Objective: Copy out all lines carrying the word "letter".
>> Start Data supplied
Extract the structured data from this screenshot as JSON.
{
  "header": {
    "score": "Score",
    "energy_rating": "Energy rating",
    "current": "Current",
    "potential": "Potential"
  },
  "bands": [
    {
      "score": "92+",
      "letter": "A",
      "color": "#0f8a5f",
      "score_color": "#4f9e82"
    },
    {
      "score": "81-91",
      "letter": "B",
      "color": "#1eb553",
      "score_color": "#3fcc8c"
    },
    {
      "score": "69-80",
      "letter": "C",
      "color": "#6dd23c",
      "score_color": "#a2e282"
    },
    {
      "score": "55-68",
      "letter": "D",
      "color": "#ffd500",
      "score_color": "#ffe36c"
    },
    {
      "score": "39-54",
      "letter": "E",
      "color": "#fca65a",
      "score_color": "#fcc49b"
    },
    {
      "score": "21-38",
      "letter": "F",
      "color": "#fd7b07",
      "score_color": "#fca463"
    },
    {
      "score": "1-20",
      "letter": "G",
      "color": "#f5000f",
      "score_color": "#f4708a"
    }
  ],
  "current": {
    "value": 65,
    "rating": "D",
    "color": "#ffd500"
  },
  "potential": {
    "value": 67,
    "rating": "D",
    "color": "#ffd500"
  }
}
>> End Data supplied
>> Start Data supplied
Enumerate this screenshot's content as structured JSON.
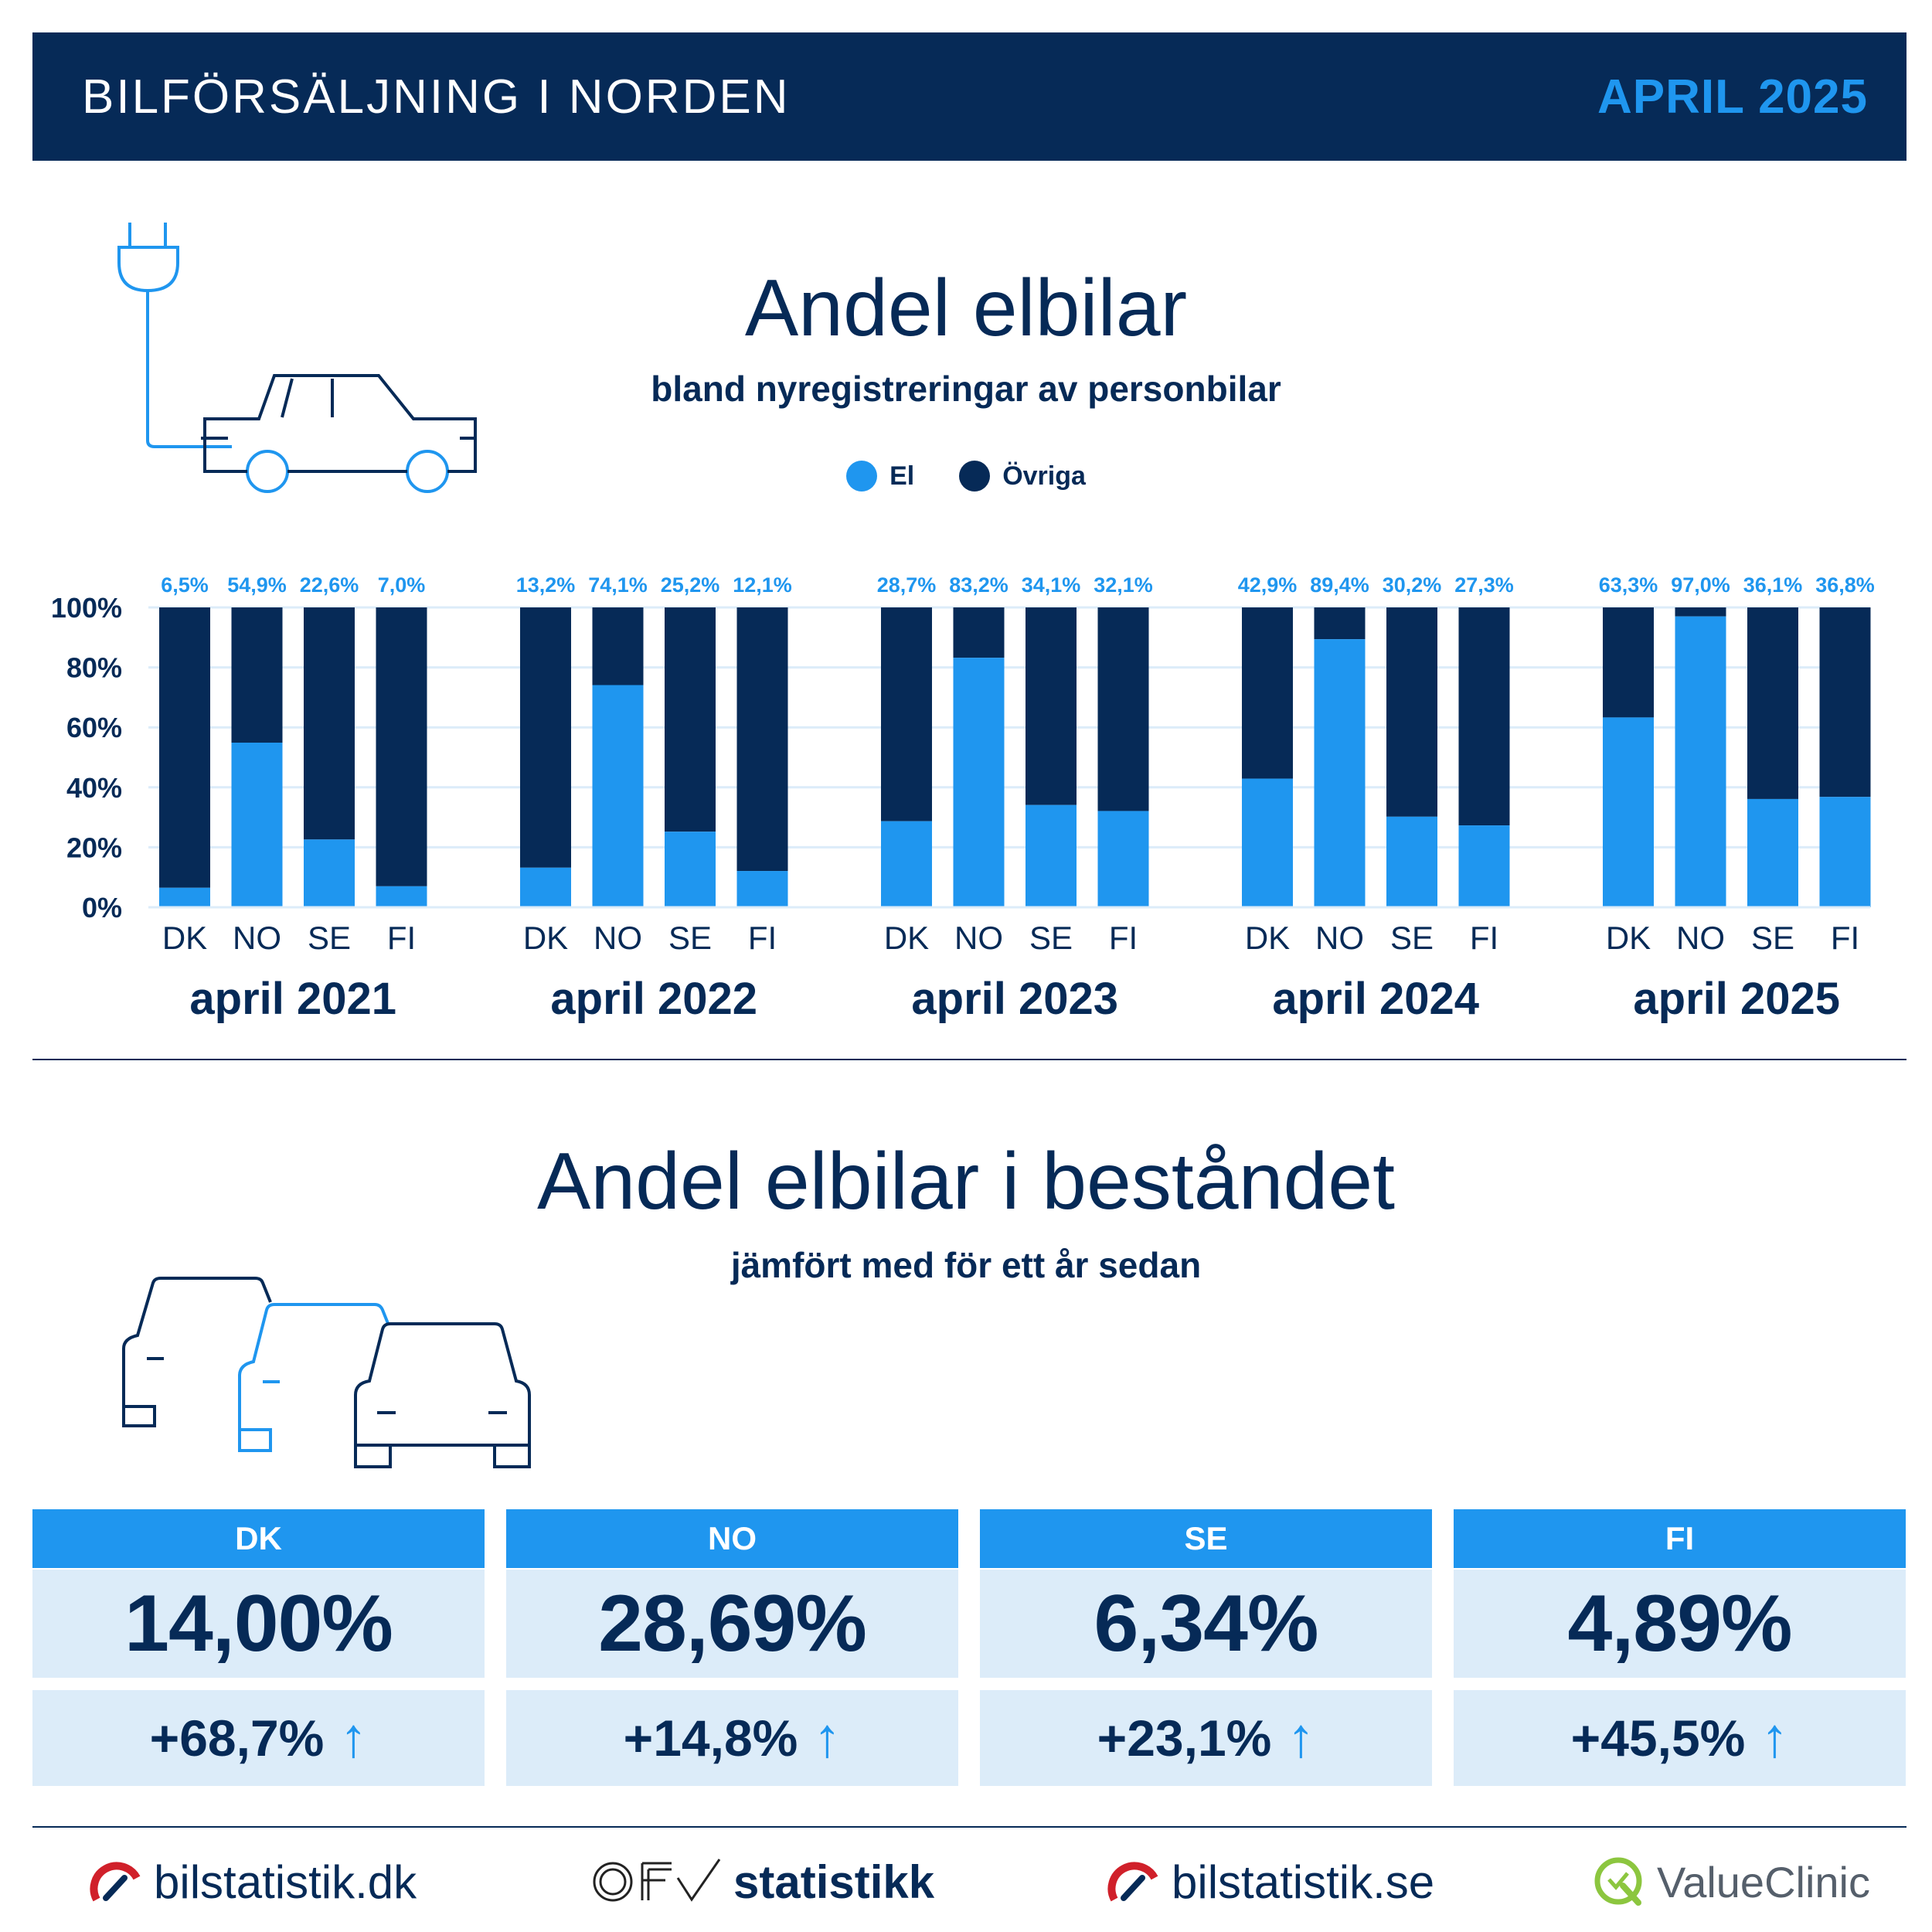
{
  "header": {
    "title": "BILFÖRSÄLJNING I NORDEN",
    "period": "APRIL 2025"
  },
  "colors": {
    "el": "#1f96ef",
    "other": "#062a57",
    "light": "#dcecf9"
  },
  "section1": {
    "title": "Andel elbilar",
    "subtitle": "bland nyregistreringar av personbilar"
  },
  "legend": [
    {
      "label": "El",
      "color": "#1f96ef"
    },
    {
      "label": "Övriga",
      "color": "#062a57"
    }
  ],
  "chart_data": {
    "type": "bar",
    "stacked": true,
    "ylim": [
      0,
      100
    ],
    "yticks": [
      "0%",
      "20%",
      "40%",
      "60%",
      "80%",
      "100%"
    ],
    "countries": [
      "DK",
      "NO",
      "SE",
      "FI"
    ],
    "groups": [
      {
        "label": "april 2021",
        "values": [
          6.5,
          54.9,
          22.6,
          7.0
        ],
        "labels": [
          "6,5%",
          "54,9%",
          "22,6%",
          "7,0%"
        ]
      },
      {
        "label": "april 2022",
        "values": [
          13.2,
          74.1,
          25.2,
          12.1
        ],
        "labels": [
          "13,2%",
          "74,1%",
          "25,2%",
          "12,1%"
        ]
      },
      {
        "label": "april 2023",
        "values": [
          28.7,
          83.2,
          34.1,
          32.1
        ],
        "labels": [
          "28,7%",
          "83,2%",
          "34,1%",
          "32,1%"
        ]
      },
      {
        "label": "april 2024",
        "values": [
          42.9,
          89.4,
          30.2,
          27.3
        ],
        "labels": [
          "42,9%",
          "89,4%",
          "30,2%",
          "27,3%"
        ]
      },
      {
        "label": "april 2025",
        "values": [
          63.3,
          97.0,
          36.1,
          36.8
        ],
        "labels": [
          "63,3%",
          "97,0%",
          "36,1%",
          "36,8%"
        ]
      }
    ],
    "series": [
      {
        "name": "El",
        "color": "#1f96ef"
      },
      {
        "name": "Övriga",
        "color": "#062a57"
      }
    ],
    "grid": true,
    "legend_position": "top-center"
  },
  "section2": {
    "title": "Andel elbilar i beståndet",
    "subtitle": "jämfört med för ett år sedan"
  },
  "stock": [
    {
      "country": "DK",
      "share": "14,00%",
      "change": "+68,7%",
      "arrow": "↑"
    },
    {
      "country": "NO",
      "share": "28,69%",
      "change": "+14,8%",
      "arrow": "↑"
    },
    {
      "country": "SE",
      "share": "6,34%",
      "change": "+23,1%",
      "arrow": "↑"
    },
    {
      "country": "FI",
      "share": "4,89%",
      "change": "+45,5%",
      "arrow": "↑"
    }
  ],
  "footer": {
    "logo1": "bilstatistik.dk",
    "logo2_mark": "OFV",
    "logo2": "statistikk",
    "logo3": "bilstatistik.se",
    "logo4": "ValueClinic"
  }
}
>> End Data supplied
Solution:
      "letter": "A",
      "letter": "B",
      "letter": "C",
      "letter": "D",
      "letter": "E",
      "letter": "F",
      "letter": "G",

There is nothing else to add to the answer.